__Task details__
Please copy every line of the records below that holds the word "Location".
--
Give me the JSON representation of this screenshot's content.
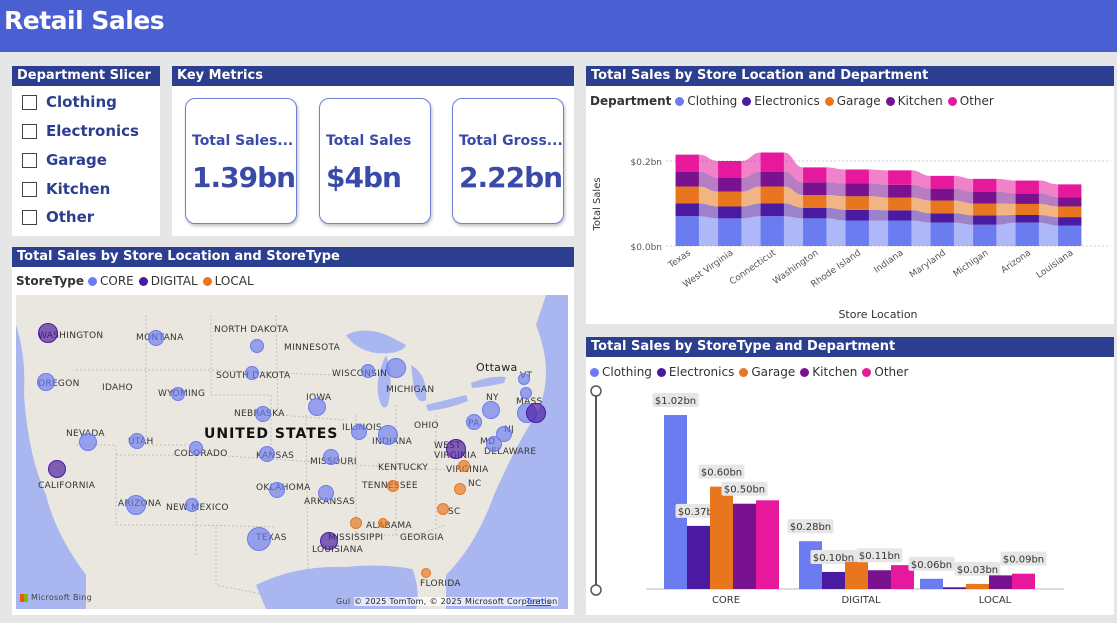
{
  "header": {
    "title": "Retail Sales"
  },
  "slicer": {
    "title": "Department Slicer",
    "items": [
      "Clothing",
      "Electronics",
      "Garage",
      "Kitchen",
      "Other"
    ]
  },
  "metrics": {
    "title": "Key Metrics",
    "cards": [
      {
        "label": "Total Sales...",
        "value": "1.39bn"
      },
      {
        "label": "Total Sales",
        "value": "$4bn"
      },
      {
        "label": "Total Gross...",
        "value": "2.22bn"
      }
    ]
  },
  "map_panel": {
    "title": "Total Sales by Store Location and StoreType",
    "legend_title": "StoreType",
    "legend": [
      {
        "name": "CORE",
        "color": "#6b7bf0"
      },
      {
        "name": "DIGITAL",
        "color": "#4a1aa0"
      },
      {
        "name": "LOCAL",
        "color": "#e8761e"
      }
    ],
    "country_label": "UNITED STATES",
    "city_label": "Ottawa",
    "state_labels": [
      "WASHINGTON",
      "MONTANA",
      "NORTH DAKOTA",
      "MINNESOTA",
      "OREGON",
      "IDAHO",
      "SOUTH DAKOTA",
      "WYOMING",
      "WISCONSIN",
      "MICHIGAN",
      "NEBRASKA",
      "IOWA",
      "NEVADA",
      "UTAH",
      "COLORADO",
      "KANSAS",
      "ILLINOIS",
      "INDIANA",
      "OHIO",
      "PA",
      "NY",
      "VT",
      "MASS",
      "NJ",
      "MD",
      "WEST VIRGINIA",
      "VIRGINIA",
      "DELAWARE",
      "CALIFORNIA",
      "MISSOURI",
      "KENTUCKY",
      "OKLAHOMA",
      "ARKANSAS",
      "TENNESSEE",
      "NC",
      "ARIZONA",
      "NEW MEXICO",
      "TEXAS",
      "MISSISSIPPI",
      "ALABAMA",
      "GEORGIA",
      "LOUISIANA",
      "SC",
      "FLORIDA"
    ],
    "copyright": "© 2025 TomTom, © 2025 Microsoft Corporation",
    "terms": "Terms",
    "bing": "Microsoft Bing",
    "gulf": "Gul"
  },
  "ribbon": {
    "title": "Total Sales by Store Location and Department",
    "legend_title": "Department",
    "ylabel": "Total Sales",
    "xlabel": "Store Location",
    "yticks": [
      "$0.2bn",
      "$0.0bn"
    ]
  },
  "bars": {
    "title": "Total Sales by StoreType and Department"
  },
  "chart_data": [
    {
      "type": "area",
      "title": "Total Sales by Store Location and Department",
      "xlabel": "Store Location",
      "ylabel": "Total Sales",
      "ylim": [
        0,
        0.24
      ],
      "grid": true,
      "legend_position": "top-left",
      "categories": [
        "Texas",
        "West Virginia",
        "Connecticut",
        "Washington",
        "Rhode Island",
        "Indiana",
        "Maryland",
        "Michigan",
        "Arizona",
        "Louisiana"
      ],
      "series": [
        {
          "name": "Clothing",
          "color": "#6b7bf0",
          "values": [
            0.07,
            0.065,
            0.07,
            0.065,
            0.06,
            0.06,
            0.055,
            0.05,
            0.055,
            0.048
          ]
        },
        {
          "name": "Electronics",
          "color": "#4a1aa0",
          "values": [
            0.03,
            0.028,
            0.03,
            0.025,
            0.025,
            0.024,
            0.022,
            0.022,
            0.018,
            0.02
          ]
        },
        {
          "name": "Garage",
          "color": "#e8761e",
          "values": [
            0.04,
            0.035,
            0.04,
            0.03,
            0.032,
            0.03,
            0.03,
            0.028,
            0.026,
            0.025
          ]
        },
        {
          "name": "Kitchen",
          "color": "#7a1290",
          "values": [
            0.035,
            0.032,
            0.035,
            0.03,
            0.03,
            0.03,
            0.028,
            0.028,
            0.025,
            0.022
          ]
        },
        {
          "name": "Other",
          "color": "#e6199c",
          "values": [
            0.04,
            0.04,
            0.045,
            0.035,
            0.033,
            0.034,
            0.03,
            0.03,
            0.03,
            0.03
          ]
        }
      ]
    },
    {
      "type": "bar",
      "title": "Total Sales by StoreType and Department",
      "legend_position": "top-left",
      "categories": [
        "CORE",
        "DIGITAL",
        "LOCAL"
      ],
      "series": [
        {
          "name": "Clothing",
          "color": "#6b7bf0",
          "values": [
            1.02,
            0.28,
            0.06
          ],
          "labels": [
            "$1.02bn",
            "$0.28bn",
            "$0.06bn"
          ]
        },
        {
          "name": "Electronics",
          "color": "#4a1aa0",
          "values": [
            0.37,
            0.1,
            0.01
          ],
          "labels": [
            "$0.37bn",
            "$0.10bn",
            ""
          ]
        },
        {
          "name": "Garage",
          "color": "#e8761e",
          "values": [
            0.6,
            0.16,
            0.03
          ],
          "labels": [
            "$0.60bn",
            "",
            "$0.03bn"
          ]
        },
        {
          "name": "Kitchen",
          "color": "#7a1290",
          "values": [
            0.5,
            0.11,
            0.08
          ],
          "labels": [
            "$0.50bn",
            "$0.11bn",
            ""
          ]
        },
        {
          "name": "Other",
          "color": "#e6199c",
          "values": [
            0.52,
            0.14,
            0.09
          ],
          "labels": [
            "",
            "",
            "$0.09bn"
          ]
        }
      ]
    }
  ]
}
--
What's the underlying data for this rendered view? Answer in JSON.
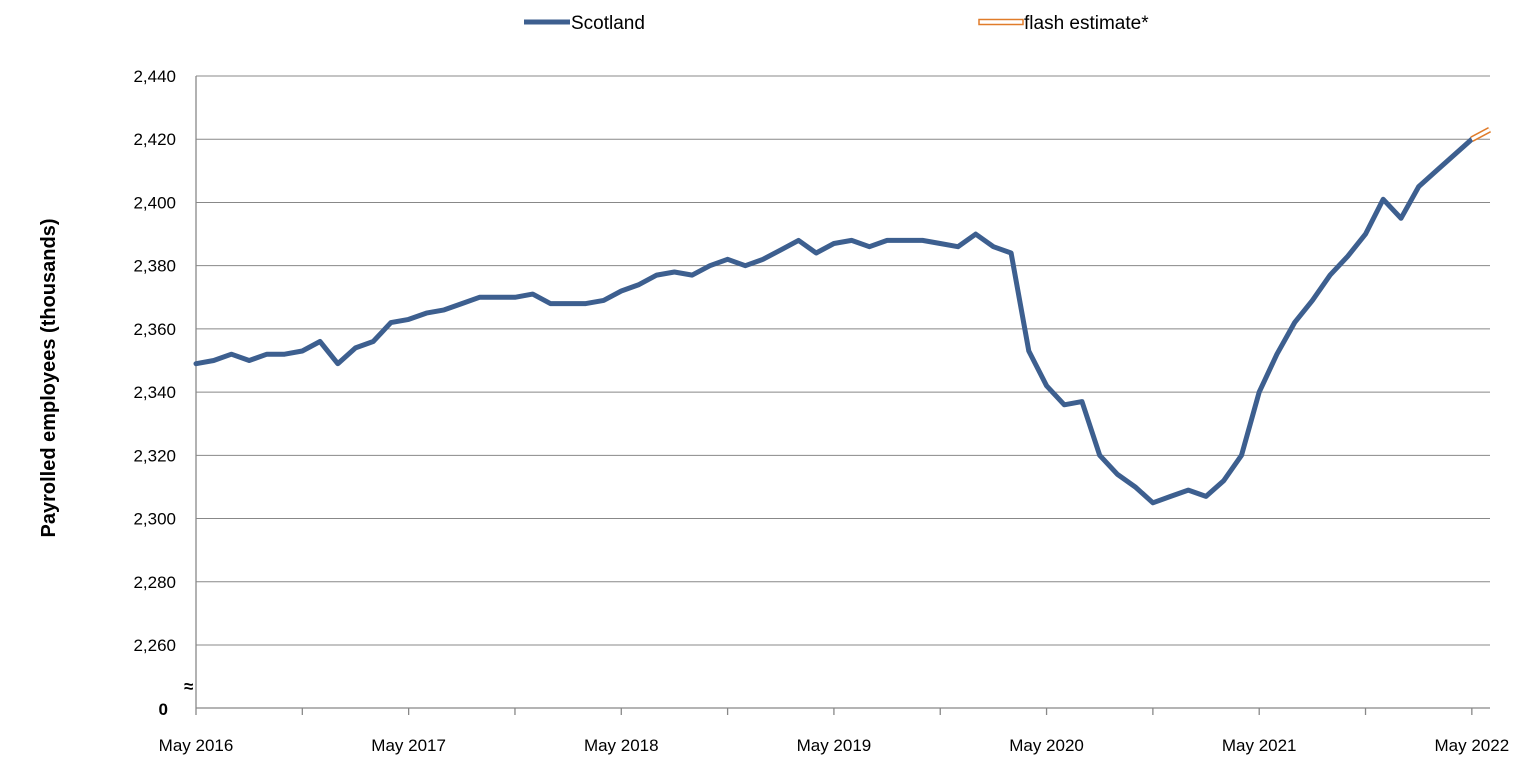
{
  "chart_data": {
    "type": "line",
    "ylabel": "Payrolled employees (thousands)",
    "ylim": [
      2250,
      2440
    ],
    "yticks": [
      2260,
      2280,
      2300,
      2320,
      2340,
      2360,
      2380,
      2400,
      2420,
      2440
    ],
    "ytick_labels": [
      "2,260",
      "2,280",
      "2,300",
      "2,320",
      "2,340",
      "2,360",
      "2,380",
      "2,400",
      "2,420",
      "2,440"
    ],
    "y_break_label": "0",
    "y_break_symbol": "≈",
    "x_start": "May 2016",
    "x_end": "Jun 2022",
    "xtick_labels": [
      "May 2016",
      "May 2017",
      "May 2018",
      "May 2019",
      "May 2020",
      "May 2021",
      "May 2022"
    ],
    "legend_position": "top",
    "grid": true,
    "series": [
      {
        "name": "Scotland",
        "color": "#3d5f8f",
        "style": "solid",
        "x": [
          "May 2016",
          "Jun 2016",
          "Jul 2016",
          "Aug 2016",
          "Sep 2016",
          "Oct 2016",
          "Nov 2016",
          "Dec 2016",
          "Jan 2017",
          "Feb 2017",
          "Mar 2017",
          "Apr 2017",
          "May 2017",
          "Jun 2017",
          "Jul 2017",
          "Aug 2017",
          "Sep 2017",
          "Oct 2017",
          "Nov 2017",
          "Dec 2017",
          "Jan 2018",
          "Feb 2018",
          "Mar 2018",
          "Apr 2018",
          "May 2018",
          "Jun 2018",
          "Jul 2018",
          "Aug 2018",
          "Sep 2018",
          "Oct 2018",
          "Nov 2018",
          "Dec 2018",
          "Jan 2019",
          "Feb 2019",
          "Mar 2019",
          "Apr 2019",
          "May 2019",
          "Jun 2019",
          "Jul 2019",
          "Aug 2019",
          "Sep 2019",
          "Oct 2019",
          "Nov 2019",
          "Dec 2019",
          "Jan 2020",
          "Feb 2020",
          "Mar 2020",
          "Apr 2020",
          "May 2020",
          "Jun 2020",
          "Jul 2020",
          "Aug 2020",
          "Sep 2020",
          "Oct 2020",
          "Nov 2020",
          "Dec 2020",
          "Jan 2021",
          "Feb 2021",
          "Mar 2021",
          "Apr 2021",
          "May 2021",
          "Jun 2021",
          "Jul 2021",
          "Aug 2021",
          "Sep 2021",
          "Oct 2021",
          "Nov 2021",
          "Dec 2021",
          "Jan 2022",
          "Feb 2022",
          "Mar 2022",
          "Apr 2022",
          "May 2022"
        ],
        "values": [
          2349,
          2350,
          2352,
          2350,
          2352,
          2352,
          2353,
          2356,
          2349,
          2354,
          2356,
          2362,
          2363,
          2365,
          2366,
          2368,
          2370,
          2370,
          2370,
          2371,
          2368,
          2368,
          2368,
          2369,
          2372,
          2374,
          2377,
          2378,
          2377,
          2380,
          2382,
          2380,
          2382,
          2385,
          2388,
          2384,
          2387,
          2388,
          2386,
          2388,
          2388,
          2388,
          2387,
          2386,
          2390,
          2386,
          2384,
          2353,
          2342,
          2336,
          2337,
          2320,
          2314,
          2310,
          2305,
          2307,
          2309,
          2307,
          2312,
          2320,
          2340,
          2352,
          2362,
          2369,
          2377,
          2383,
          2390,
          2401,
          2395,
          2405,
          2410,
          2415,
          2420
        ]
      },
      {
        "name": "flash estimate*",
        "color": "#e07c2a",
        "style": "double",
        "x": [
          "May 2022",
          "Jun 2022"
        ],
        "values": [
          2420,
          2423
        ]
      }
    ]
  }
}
--
__Full solution__
    "title": "Total Sales by Store Location and StoreType",
    "title": "Total Sales by Store Location and Department",
    "xlabel": "Store Location",
      "title": "Total Sales by Store Location and Department",
      "xlabel": "Store Location",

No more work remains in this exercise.